-- start --

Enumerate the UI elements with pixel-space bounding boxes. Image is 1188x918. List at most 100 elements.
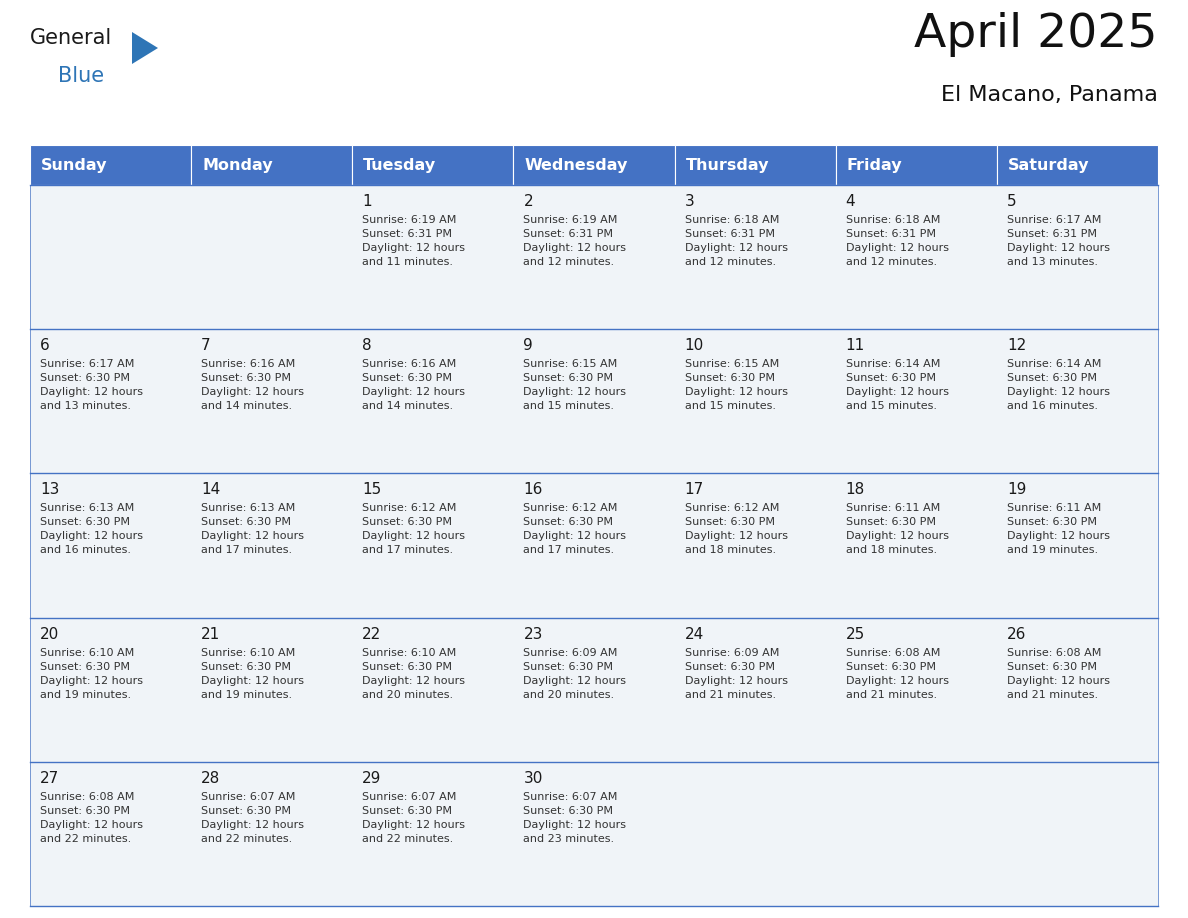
Text: Sunrise: 6:16 AM
Sunset: 6:30 PM
Daylight: 12 hours
and 14 minutes.: Sunrise: 6:16 AM Sunset: 6:30 PM Dayligh… — [362, 359, 466, 411]
Text: 2: 2 — [524, 194, 533, 209]
Text: 17: 17 — [684, 482, 703, 498]
Text: 4: 4 — [846, 194, 855, 209]
Bar — [513, 330, 675, 474]
Text: Sunrise: 6:17 AM
Sunset: 6:30 PM
Daylight: 12 hours
and 13 minutes.: Sunrise: 6:17 AM Sunset: 6:30 PM Dayligh… — [40, 359, 143, 411]
Bar — [191, 145, 353, 185]
Bar — [835, 474, 997, 618]
Bar — [353, 185, 513, 330]
Text: 3: 3 — [684, 194, 694, 209]
Bar — [191, 762, 353, 906]
Text: 15: 15 — [362, 482, 381, 498]
Text: Sunrise: 6:18 AM
Sunset: 6:31 PM
Daylight: 12 hours
and 12 minutes.: Sunrise: 6:18 AM Sunset: 6:31 PM Dayligh… — [684, 215, 788, 267]
Bar — [513, 762, 675, 906]
Bar — [997, 474, 1158, 618]
Text: 8: 8 — [362, 338, 372, 353]
Bar — [997, 330, 1158, 474]
Text: 23: 23 — [524, 627, 543, 642]
Bar — [835, 762, 997, 906]
Bar — [997, 185, 1158, 330]
Text: Sunrise: 6:09 AM
Sunset: 6:30 PM
Daylight: 12 hours
and 20 minutes.: Sunrise: 6:09 AM Sunset: 6:30 PM Dayligh… — [524, 647, 626, 700]
Bar — [835, 330, 997, 474]
Text: Sunrise: 6:16 AM
Sunset: 6:30 PM
Daylight: 12 hours
and 14 minutes.: Sunrise: 6:16 AM Sunset: 6:30 PM Dayligh… — [201, 359, 304, 411]
Bar — [191, 330, 353, 474]
Text: El Macano, Panama: El Macano, Panama — [941, 85, 1158, 105]
Text: Friday: Friday — [847, 158, 903, 173]
Text: Sunrise: 6:12 AM
Sunset: 6:30 PM
Daylight: 12 hours
and 17 minutes.: Sunrise: 6:12 AM Sunset: 6:30 PM Dayligh… — [362, 503, 466, 555]
Bar — [30, 762, 191, 906]
Text: Thursday: Thursday — [685, 158, 769, 173]
Bar — [835, 618, 997, 762]
Text: 12: 12 — [1007, 338, 1026, 353]
Bar — [30, 330, 191, 474]
Bar — [30, 145, 191, 185]
Text: 28: 28 — [201, 771, 221, 786]
Text: 7: 7 — [201, 338, 210, 353]
Polygon shape — [132, 32, 158, 64]
Text: 25: 25 — [846, 627, 865, 642]
Text: 21: 21 — [201, 627, 221, 642]
Text: 13: 13 — [40, 482, 59, 498]
Text: 10: 10 — [684, 338, 703, 353]
Bar — [513, 145, 675, 185]
Text: 26: 26 — [1007, 627, 1026, 642]
Text: Sunrise: 6:12 AM
Sunset: 6:30 PM
Daylight: 12 hours
and 18 minutes.: Sunrise: 6:12 AM Sunset: 6:30 PM Dayligh… — [684, 503, 788, 555]
Text: Sunrise: 6:13 AM
Sunset: 6:30 PM
Daylight: 12 hours
and 17 minutes.: Sunrise: 6:13 AM Sunset: 6:30 PM Dayligh… — [201, 503, 304, 555]
Text: 29: 29 — [362, 771, 381, 786]
Text: Sunrise: 6:11 AM
Sunset: 6:30 PM
Daylight: 12 hours
and 19 minutes.: Sunrise: 6:11 AM Sunset: 6:30 PM Dayligh… — [1007, 503, 1110, 555]
Text: 1: 1 — [362, 194, 372, 209]
Text: Monday: Monday — [202, 158, 273, 173]
Text: General: General — [30, 28, 112, 48]
Text: 11: 11 — [846, 338, 865, 353]
Bar — [675, 762, 835, 906]
Bar — [997, 145, 1158, 185]
Text: Sunrise: 6:07 AM
Sunset: 6:30 PM
Daylight: 12 hours
and 22 minutes.: Sunrise: 6:07 AM Sunset: 6:30 PM Dayligh… — [201, 792, 304, 844]
Bar — [675, 618, 835, 762]
Text: Blue: Blue — [58, 66, 105, 86]
Text: Sunrise: 6:19 AM
Sunset: 6:31 PM
Daylight: 12 hours
and 12 minutes.: Sunrise: 6:19 AM Sunset: 6:31 PM Dayligh… — [524, 215, 626, 267]
Text: Sunrise: 6:07 AM
Sunset: 6:30 PM
Daylight: 12 hours
and 22 minutes.: Sunrise: 6:07 AM Sunset: 6:30 PM Dayligh… — [362, 792, 466, 844]
Bar — [191, 185, 353, 330]
Text: Sunrise: 6:10 AM
Sunset: 6:30 PM
Daylight: 12 hours
and 19 minutes.: Sunrise: 6:10 AM Sunset: 6:30 PM Dayligh… — [201, 647, 304, 700]
Text: April 2025: April 2025 — [915, 12, 1158, 57]
Text: Tuesday: Tuesday — [364, 158, 436, 173]
Bar — [997, 762, 1158, 906]
Text: Sunrise: 6:18 AM
Sunset: 6:31 PM
Daylight: 12 hours
and 12 minutes.: Sunrise: 6:18 AM Sunset: 6:31 PM Dayligh… — [846, 215, 949, 267]
Text: Sunrise: 6:08 AM
Sunset: 6:30 PM
Daylight: 12 hours
and 21 minutes.: Sunrise: 6:08 AM Sunset: 6:30 PM Dayligh… — [846, 647, 949, 700]
Text: 20: 20 — [40, 627, 59, 642]
Text: 5: 5 — [1007, 194, 1017, 209]
Text: 9: 9 — [524, 338, 533, 353]
Text: Sunrise: 6:10 AM
Sunset: 6:30 PM
Daylight: 12 hours
and 19 minutes.: Sunrise: 6:10 AM Sunset: 6:30 PM Dayligh… — [40, 647, 143, 700]
Bar — [675, 145, 835, 185]
Bar — [30, 185, 191, 330]
Bar — [675, 330, 835, 474]
Text: Saturday: Saturday — [1007, 158, 1089, 173]
Text: Sunrise: 6:07 AM
Sunset: 6:30 PM
Daylight: 12 hours
and 23 minutes.: Sunrise: 6:07 AM Sunset: 6:30 PM Dayligh… — [524, 792, 626, 844]
Text: Sunday: Sunday — [42, 158, 107, 173]
Text: Sunrise: 6:11 AM
Sunset: 6:30 PM
Daylight: 12 hours
and 18 minutes.: Sunrise: 6:11 AM Sunset: 6:30 PM Dayligh… — [846, 503, 949, 555]
Bar — [30, 618, 191, 762]
Text: Sunrise: 6:13 AM
Sunset: 6:30 PM
Daylight: 12 hours
and 16 minutes.: Sunrise: 6:13 AM Sunset: 6:30 PM Dayligh… — [40, 503, 143, 555]
Text: Sunrise: 6:17 AM
Sunset: 6:31 PM
Daylight: 12 hours
and 13 minutes.: Sunrise: 6:17 AM Sunset: 6:31 PM Dayligh… — [1007, 215, 1110, 267]
Text: 6: 6 — [40, 338, 50, 353]
Text: 16: 16 — [524, 482, 543, 498]
Bar — [675, 474, 835, 618]
Bar — [513, 474, 675, 618]
Bar — [353, 474, 513, 618]
Bar — [353, 145, 513, 185]
Bar — [835, 145, 997, 185]
Text: Sunrise: 6:14 AM
Sunset: 6:30 PM
Daylight: 12 hours
and 16 minutes.: Sunrise: 6:14 AM Sunset: 6:30 PM Dayligh… — [1007, 359, 1110, 411]
Bar — [353, 618, 513, 762]
Text: Sunrise: 6:12 AM
Sunset: 6:30 PM
Daylight: 12 hours
and 17 minutes.: Sunrise: 6:12 AM Sunset: 6:30 PM Dayligh… — [524, 503, 626, 555]
Text: 14: 14 — [201, 482, 221, 498]
Text: 18: 18 — [846, 482, 865, 498]
Bar — [675, 185, 835, 330]
Text: Sunrise: 6:15 AM
Sunset: 6:30 PM
Daylight: 12 hours
and 15 minutes.: Sunrise: 6:15 AM Sunset: 6:30 PM Dayligh… — [524, 359, 626, 411]
Bar — [997, 618, 1158, 762]
Text: Sunrise: 6:15 AM
Sunset: 6:30 PM
Daylight: 12 hours
and 15 minutes.: Sunrise: 6:15 AM Sunset: 6:30 PM Dayligh… — [684, 359, 788, 411]
Text: Sunrise: 6:10 AM
Sunset: 6:30 PM
Daylight: 12 hours
and 20 minutes.: Sunrise: 6:10 AM Sunset: 6:30 PM Dayligh… — [362, 647, 466, 700]
Text: 27: 27 — [40, 771, 59, 786]
Bar — [835, 185, 997, 330]
Text: 30: 30 — [524, 771, 543, 786]
Text: Sunrise: 6:08 AM
Sunset: 6:30 PM
Daylight: 12 hours
and 22 minutes.: Sunrise: 6:08 AM Sunset: 6:30 PM Dayligh… — [40, 792, 143, 844]
Text: 19: 19 — [1007, 482, 1026, 498]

-- end --

__Exercise description__. Pick out every line above that contains the string "bounding", and copy each one in full. Case counts.

__Correct result__.
Enumerate the UI elements with pixel-space bounding boxes. Image is 1188x918. List at most 100 elements.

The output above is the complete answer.